▶ **EXERCISE BRIEF**:
Give the number of lines in the data that contain "school", and nothing more.

BEGIN

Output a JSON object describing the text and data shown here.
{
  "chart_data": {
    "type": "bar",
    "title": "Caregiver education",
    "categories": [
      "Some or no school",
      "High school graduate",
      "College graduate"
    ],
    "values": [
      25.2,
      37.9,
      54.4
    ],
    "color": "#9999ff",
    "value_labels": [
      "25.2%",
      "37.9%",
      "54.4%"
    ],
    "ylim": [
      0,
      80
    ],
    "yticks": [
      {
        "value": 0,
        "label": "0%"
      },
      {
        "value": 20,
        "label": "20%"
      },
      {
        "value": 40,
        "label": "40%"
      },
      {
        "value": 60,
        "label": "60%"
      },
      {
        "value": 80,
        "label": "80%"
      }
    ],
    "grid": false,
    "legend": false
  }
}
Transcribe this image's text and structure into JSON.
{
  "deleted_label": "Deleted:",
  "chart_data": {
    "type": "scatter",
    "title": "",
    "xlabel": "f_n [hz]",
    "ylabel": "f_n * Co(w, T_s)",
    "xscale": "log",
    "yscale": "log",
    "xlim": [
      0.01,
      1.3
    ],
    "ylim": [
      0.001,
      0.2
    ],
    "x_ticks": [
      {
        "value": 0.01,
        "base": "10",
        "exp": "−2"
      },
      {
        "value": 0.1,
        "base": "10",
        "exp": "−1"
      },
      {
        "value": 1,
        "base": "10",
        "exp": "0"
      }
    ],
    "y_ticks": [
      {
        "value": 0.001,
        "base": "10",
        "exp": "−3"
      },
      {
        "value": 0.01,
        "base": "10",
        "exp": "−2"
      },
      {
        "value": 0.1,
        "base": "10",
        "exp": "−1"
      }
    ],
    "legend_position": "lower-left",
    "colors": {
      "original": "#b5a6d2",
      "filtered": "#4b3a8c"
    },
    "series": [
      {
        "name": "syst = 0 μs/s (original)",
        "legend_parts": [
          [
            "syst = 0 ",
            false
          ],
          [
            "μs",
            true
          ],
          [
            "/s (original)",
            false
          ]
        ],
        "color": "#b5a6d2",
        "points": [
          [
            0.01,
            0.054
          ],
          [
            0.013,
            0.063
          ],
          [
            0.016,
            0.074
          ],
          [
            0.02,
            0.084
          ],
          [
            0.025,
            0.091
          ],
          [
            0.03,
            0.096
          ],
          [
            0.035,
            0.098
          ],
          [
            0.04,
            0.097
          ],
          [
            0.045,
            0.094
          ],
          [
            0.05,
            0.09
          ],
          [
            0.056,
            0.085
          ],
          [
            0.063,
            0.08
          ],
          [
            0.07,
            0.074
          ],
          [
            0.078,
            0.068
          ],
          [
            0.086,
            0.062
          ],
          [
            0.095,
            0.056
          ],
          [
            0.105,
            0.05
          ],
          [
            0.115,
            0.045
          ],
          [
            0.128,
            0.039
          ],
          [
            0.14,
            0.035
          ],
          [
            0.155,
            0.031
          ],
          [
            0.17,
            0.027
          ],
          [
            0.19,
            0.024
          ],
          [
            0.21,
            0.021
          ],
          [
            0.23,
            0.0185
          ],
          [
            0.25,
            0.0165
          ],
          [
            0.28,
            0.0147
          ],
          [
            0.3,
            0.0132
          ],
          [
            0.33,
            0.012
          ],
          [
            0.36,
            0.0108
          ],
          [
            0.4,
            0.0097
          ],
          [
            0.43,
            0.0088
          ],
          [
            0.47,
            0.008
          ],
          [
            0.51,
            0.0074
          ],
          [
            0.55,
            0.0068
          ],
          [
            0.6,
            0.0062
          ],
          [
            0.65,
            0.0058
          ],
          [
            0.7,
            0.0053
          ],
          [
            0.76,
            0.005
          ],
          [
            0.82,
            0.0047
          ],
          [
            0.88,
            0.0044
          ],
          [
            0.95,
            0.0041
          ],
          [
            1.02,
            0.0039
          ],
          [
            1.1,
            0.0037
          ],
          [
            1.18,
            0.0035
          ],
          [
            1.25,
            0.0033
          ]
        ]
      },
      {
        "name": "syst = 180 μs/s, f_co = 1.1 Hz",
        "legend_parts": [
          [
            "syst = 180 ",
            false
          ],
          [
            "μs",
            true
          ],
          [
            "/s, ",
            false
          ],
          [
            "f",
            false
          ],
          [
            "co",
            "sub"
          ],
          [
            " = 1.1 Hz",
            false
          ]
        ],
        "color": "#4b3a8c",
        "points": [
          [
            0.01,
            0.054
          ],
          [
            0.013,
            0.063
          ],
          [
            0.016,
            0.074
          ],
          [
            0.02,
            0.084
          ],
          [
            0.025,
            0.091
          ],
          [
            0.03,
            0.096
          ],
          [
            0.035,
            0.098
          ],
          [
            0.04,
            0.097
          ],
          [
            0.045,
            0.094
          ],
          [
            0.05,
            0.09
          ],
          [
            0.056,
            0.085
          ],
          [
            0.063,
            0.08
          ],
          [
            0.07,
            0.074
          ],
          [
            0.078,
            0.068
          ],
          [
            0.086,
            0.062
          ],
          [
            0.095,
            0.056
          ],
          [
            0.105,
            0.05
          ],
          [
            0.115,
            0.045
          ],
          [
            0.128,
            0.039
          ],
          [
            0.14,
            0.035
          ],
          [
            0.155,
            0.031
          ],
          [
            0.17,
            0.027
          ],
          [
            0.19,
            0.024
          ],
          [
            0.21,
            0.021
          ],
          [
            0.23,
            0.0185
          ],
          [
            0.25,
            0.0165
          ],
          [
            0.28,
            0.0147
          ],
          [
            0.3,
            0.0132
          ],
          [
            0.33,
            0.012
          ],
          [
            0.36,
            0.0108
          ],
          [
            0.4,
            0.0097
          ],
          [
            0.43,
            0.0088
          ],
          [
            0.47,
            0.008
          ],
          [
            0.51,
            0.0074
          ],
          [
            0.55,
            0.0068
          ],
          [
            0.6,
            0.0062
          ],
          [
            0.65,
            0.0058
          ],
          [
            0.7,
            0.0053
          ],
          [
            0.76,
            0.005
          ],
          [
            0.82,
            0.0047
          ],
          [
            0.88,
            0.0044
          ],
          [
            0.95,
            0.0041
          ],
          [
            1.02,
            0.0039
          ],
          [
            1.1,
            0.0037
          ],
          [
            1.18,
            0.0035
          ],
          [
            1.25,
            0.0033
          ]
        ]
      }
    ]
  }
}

END

▶ **EXERCISE SOLUTION**:
2